Reproduce all of the data exactly, with no line skipped.

**Saved data entries:**

begin

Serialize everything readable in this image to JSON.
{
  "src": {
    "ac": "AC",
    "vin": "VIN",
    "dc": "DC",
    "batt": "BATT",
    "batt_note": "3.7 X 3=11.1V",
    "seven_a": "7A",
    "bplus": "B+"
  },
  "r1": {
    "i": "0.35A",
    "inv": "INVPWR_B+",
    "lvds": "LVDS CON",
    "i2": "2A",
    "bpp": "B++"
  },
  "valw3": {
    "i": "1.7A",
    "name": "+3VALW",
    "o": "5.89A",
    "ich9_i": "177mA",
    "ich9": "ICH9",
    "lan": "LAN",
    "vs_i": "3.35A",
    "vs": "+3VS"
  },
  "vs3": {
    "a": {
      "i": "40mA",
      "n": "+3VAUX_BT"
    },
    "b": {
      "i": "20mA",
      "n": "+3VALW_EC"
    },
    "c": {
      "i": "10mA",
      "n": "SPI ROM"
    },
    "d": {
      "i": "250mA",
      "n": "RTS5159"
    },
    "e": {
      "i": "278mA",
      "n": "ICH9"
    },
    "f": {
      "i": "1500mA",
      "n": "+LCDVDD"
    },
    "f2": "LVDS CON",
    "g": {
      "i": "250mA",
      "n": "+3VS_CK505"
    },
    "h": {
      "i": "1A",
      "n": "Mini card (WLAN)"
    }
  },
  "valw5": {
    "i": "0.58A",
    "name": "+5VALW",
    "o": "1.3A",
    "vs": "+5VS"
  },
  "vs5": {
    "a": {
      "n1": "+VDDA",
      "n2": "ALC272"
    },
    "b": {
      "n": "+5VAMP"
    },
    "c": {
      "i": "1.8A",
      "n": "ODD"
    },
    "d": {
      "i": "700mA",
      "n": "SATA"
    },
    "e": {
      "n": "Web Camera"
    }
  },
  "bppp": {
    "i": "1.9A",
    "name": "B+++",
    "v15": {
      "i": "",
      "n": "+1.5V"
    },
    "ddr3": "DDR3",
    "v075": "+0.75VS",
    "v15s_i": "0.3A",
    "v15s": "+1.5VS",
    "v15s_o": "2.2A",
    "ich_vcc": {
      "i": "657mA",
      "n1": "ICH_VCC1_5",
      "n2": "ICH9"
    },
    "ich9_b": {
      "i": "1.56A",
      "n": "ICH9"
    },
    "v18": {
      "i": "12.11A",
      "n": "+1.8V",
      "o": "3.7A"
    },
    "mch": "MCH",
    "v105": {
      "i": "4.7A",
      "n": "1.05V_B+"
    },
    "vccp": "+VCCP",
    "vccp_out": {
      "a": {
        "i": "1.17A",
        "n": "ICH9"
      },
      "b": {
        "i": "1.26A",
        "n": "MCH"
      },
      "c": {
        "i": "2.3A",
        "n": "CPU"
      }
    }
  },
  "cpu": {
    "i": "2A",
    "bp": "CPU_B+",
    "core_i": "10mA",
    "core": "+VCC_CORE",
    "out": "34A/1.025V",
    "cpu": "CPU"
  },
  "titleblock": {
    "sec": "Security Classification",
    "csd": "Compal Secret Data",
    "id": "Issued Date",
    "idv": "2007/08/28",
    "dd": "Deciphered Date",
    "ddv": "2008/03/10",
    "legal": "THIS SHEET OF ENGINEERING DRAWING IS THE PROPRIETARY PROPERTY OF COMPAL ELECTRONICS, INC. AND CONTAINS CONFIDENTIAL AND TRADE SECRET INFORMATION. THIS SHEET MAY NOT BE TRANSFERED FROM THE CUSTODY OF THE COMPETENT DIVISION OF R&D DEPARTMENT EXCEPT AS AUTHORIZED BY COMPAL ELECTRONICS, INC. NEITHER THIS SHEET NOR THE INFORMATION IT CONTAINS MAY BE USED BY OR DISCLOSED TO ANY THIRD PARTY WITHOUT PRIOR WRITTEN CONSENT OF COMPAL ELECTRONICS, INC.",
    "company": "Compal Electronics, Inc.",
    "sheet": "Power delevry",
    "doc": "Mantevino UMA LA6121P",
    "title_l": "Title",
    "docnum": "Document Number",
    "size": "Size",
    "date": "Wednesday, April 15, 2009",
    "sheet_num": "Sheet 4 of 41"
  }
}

end

**Response to the task:**
Serialize everything readable in this image to JSON.
{
  "src": {
    "ac": "AC",
    "vin": "VIN",
    "dc": "DC",
    "batt": "BATT",
    "batt_note": "3.7 X 3=11.1V",
    "seven_a": "7A",
    "bplus": "B+"
  },
  "r1": {
    "i": "0.35A",
    "inv": "INVPWR_B+",
    "lvds": "LVDS CON",
    "i2": "2A",
    "bpp": "B++"
  },
  "valw3": {
    "i": "1.7A",
    "name": "+3VALW",
    "o": "5.89A",
    "ich9_i": "177mA",
    "ich9": "ICH9",
    "lan": "LAN",
    "vs_i": "3.35A",
    "vs": "+3VS"
  },
  "vs3": {
    "a": {
      "i": "40mA",
      "n": "+3VAUX_BT"
    },
    "b": {
      "i": "20mA",
      "n": "+3VALW_EC"
    },
    "c": {
      "i": "10mA",
      "n": "SPI ROM"
    },
    "d": {
      "i": "250mA",
      "n": "RTS5159"
    },
    "e": {
      "i": "278mA",
      "n": "ICH9"
    },
    "f": {
      "i": "1500mA",
      "n": "+LCDVDD"
    },
    "f2": "LVDS CON",
    "g": {
      "i": "250mA",
      "n": "+3VS_CK505"
    },
    "h": {
      "i": "1A",
      "n": "Mini card (WLAN)"
    }
  },
  "valw5": {
    "i": "0.58A",
    "name": "+5VALW",
    "o": "1.3A",
    "vs": "+5VS"
  },
  "vs5": {
    "a": {
      "n1": "+VDDA",
      "n2": "ALC272"
    },
    "b": {
      "n": "+5VAMP"
    },
    "c": {
      "i": "1.8A",
      "n": "ODD"
    },
    "d": {
      "i": "700mA",
      "n": "SATA"
    },
    "e": {
      "n": "Web Camera"
    }
  },
  "bppp": {
    "i": "1.9A",
    "name": "B+++",
    "v15": {
      "i": "",
      "n": "+1.5V"
    },
    "ddr3": "DDR3",
    "v075": "+0.75VS",
    "v15s_i": "0.3A",
    "v15s": "+1.5VS",
    "v15s_o": "2.2A",
    "ich_vcc": {
      "i": "657mA",
      "n1": "ICH_VCC1_5",
      "n2": "ICH9"
    },
    "ich9_b": {
      "i": "1.56A",
      "n": "ICH9"
    },
    "v18": {
      "i": "12.11A",
      "n": "+1.8V",
      "o": "3.7A"
    },
    "mch": "MCH",
    "v105": {
      "i": "4.7A",
      "n": "1.05V_B+"
    },
    "vccp": "+VCCP",
    "vccp_out": {
      "a": {
        "i": "1.17A",
        "n": "ICH9"
      },
      "b": {
        "i": "1.26A",
        "n": "MCH"
      },
      "c": {
        "i": "2.3A",
        "n": "CPU"
      }
    }
  },
  "cpu": {
    "i": "2A",
    "bp": "CPU_B+",
    "core_i": "10mA",
    "core": "+VCC_CORE",
    "out": "34A/1.025V",
    "cpu": "CPU"
  },
  "titleblock": {
    "sec": "Security Classification",
    "csd": "Compal Secret Data",
    "id": "Issued Date",
    "idv": "2007/08/28",
    "dd": "Deciphered Date",
    "ddv": "2008/03/10",
    "legal": "THIS SHEET OF ENGINEERING DRAWING IS THE PROPRIETARY PROPERTY OF COMPAL ELECTRONICS, INC. AND CONTAINS CONFIDENTIAL AND TRADE SECRET INFORMATION. THIS SHEET MAY NOT BE TRANSFERED FROM THE CUSTODY OF THE COMPETENT DIVISION OF R&D DEPARTMENT EXCEPT AS AUTHORIZED BY COMPAL ELECTRONICS, INC. NEITHER THIS SHEET NOR THE INFORMATION IT CONTAINS MAY BE USED BY OR DISCLOSED TO ANY THIRD PARTY WITHOUT PRIOR WRITTEN CONSENT OF COMPAL ELECTRONICS, INC.",
    "company": "Compal Electronics, Inc.",
    "sheet": "Power delevry",
    "doc": "Mantevino UMA LA6121P",
    "title_l": "Title",
    "docnum": "Document Number",
    "size": "Size",
    "date": "Wednesday, April 15, 2009",
    "sheet_num": "Sheet 4 of 41"
  }
}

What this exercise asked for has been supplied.